Request:
Your task is to copy every line of the entries that contains "week".

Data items
## BEGIN

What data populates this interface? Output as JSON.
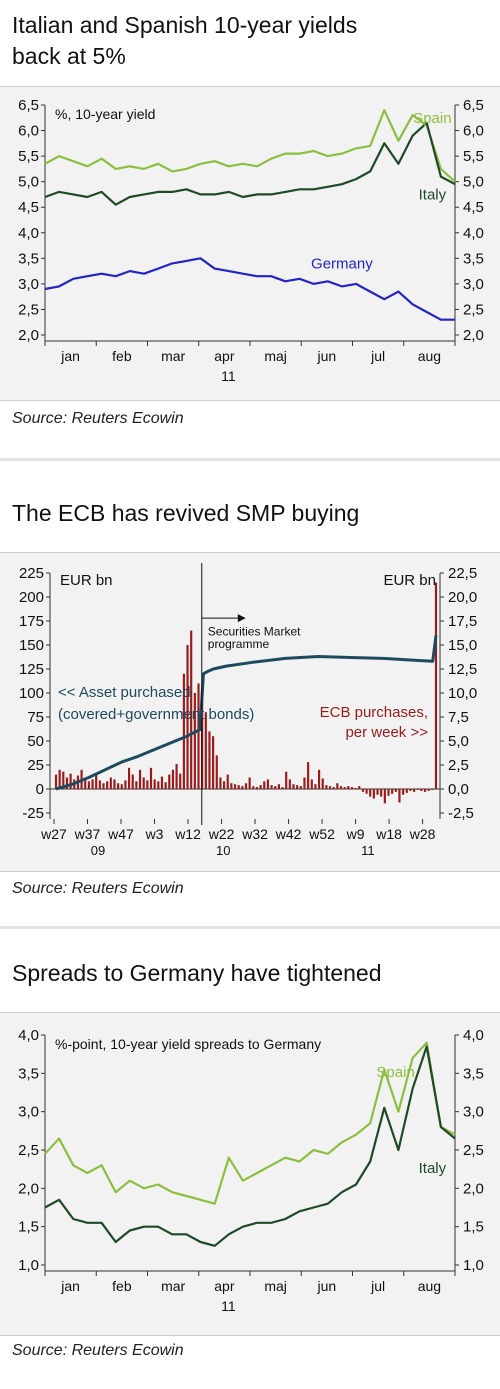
{
  "panels": [
    {
      "title_line1": "Italian and Spanish 10-year yields",
      "title_line2": "back at 5%",
      "source": "Source: Reuters Ecowin"
    },
    {
      "title_line1": "The ECB has revived SMP buying",
      "source": "Source: Reuters Ecowin"
    },
    {
      "title_line1": "Spreads to Germany have tightened",
      "source": "Source: Reuters Ecowin"
    }
  ],
  "chart_data": [
    {
      "type": "line",
      "ylabel": "%, 10-year yield",
      "ylim": [
        2.0,
        6.5
      ],
      "yticks": [
        "2,0",
        "2,5",
        "3,0",
        "3,5",
        "4,0",
        "4,5",
        "5,0",
        "5,5",
        "6,0",
        "6,5"
      ],
      "xticks": [
        "jan",
        "feb",
        "mar",
        "apr",
        "maj",
        "jun",
        "jul",
        "aug"
      ],
      "xsub": "11",
      "colors": {
        "Spain": "#8cbf3f",
        "Italy": "#1f4a26",
        "Germany": "#2323c8"
      },
      "series": [
        {
          "name": "Spain",
          "t": [
            0,
            0.25,
            0.5,
            0.75,
            1,
            1.25,
            1.5,
            1.75,
            2,
            2.25,
            2.5,
            2.75,
            3,
            3.25,
            3.5,
            3.75,
            4,
            4.25,
            4.5,
            4.75,
            5,
            5.25,
            5.5,
            5.75,
            6,
            6.25,
            6.5,
            6.75,
            7,
            7.25
          ],
          "values": [
            5.35,
            5.5,
            5.4,
            5.3,
            5.45,
            5.25,
            5.3,
            5.25,
            5.35,
            5.2,
            5.25,
            5.35,
            5.4,
            5.3,
            5.35,
            5.3,
            5.45,
            5.55,
            5.55,
            5.6,
            5.5,
            5.55,
            5.65,
            5.7,
            6.4,
            5.8,
            6.3,
            6.1,
            5.25,
            5.0
          ]
        },
        {
          "name": "Italy",
          "t": [
            0,
            0.25,
            0.5,
            0.75,
            1,
            1.25,
            1.5,
            1.75,
            2,
            2.25,
            2.5,
            2.75,
            3,
            3.25,
            3.5,
            3.75,
            4,
            4.25,
            4.5,
            4.75,
            5,
            5.25,
            5.5,
            5.75,
            6,
            6.25,
            6.5,
            6.75,
            7,
            7.25
          ],
          "values": [
            4.7,
            4.8,
            4.75,
            4.7,
            4.8,
            4.55,
            4.7,
            4.75,
            4.8,
            4.8,
            4.85,
            4.75,
            4.75,
            4.8,
            4.7,
            4.75,
            4.75,
            4.8,
            4.85,
            4.85,
            4.9,
            4.95,
            5.05,
            5.2,
            5.75,
            5.35,
            5.9,
            6.15,
            5.1,
            4.95
          ]
        },
        {
          "name": "Germany",
          "t": [
            0,
            0.25,
            0.5,
            0.75,
            1,
            1.25,
            1.5,
            1.75,
            2,
            2.25,
            2.5,
            2.75,
            3,
            3.25,
            3.5,
            3.75,
            4,
            4.25,
            4.5,
            4.75,
            5,
            5.25,
            5.5,
            5.75,
            6,
            6.25,
            6.5,
            6.75,
            7,
            7.25
          ],
          "values": [
            2.9,
            2.95,
            3.1,
            3.15,
            3.2,
            3.15,
            3.25,
            3.2,
            3.3,
            3.4,
            3.45,
            3.5,
            3.3,
            3.25,
            3.2,
            3.15,
            3.15,
            3.05,
            3.1,
            3.0,
            3.05,
            2.95,
            3.0,
            2.85,
            2.7,
            2.85,
            2.6,
            2.45,
            2.3,
            2.3
          ]
        }
      ],
      "labels": {
        "spain": "Spain",
        "italy": "Italy",
        "germany": "Germany"
      }
    },
    {
      "type": "bar",
      "ylabel_left": "EUR bn",
      "ylabel_right": "EUR bn",
      "ylim_left": [
        -25,
        225
      ],
      "ylim_right": [
        -2.5,
        22.5
      ],
      "yticks_left": [
        "-25",
        "0",
        "25",
        "50",
        "75",
        "100",
        "125",
        "150",
        "175",
        "200",
        "225"
      ],
      "yticks_right": [
        "-2,5",
        "0,0",
        "2,5",
        "5,0",
        "7,5",
        "10,0",
        "12,5",
        "15,0",
        "17,5",
        "20,0",
        "22,5"
      ],
      "xticks": [
        "w27",
        "w37",
        "w47",
        "w3",
        "w12",
        "w22",
        "w32",
        "w42",
        "w52",
        "w9",
        "w18",
        "w28"
      ],
      "year_labels": [
        "09",
        "10",
        "11"
      ],
      "annotations": {
        "smp": "Securities Market",
        "smp2": "programme",
        "asset1": "<< Asset purchased",
        "asset2": "(covered+government bonds)",
        "ecb1": "ECB purchases,",
        "ecb2": "per week >>"
      },
      "series": [
        {
          "name": "Asset purchased",
          "color": "#1d4a5c",
          "t": [
            0,
            5,
            10,
            15,
            20,
            25,
            30,
            35,
            40,
            44,
            45,
            46,
            48,
            52,
            60,
            70,
            80,
            90,
            100,
            110,
            115,
            116
          ],
          "values": [
            0,
            5,
            12,
            20,
            28,
            34,
            41,
            48,
            55,
            62,
            120,
            122,
            125,
            128,
            132,
            136,
            138,
            137,
            136,
            134,
            133,
            160
          ]
        },
        {
          "name": "ECB purchases, per week",
          "color": "#9b1b1b",
          "values": [
            1.5,
            2.0,
            1.8,
            1.2,
            1.6,
            1.0,
            1.4,
            2.0,
            1.2,
            0.8,
            1.0,
            1.6,
            0.9,
            0.6,
            0.8,
            1.2,
            1.0,
            0.6,
            0.5,
            0.9,
            2.2,
            1.5,
            0.8,
            2.0,
            1.2,
            0.9,
            2.2,
            1.0,
            0.8,
            1.3,
            0.7,
            1.5,
            2.0,
            2.6,
            1.6,
            12.0,
            15.0,
            16.5,
            10.0,
            11.0,
            9.0,
            8.0,
            6.0,
            5.5,
            3.5,
            1.2,
            0.8,
            1.5,
            0.6,
            0.5,
            0.4,
            0.3,
            0.6,
            1.2,
            0.3,
            0.2,
            0.4,
            0.8,
            1.0,
            0.4,
            0.3,
            0.5,
            0.2,
            1.8,
            1.0,
            0.5,
            0.4,
            0.3,
            1.2,
            2.8,
            1.0,
            0.5,
            2.0,
            1.1,
            0.4,
            0.3,
            0.2,
            0.6,
            0.3,
            0.2,
            0.3,
            0.2,
            0.1,
            0.3,
            -0.3,
            -0.5,
            -0.8,
            -1.0,
            -0.6,
            -0.8,
            -1.5,
            -0.7,
            -0.5,
            -0.3,
            -1.4,
            -0.6,
            -0.4,
            -0.2,
            -0.3,
            -0.1,
            -0.2,
            -0.3,
            -0.2,
            -0.1,
            21.5
          ]
        }
      ]
    },
    {
      "type": "line",
      "ylabel": "%-point, 10-year yield spreads to Germany",
      "ylim": [
        1.0,
        4.0
      ],
      "yticks": [
        "1,0",
        "1,5",
        "2,0",
        "2,5",
        "3,0",
        "3,5",
        "4,0"
      ],
      "xticks": [
        "jan",
        "feb",
        "mar",
        "apr",
        "maj",
        "jun",
        "jul",
        "aug"
      ],
      "xsub": "11",
      "colors": {
        "Spain": "#8cbf3f",
        "Italy": "#1f4a26"
      },
      "series": [
        {
          "name": "Spain",
          "t": [
            0,
            0.25,
            0.5,
            0.75,
            1,
            1.25,
            1.5,
            1.75,
            2,
            2.25,
            2.5,
            2.75,
            3,
            3.25,
            3.5,
            3.75,
            4,
            4.25,
            4.5,
            4.75,
            5,
            5.25,
            5.5,
            5.75,
            6,
            6.25,
            6.5,
            6.75,
            7,
            7.25
          ],
          "values": [
            2.45,
            2.65,
            2.3,
            2.2,
            2.3,
            1.95,
            2.1,
            2.0,
            2.05,
            1.95,
            1.9,
            1.85,
            1.8,
            2.4,
            2.1,
            2.2,
            2.3,
            2.4,
            2.35,
            2.5,
            2.45,
            2.6,
            2.7,
            2.85,
            3.55,
            3.0,
            3.7,
            3.9,
            2.8,
            2.7
          ]
        },
        {
          "name": "Italy",
          "t": [
            0,
            0.25,
            0.5,
            0.75,
            1,
            1.25,
            1.5,
            1.75,
            2,
            2.25,
            2.5,
            2.75,
            3,
            3.25,
            3.5,
            3.75,
            4,
            4.25,
            4.5,
            4.75,
            5,
            5.25,
            5.5,
            5.75,
            6,
            6.25,
            6.5,
            6.75,
            7,
            7.25
          ],
          "values": [
            1.75,
            1.85,
            1.6,
            1.55,
            1.55,
            1.3,
            1.45,
            1.5,
            1.5,
            1.4,
            1.4,
            1.3,
            1.25,
            1.4,
            1.5,
            1.55,
            1.55,
            1.6,
            1.7,
            1.75,
            1.8,
            1.95,
            2.05,
            2.35,
            3.05,
            2.5,
            3.3,
            3.85,
            2.8,
            2.65
          ]
        }
      ],
      "labels": {
        "spain": "Spain",
        "italy": "Italy"
      }
    }
  ]
}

## END

Result of the task:
        "ecb2": "per week >>"
          "name": "ECB purchases, per week",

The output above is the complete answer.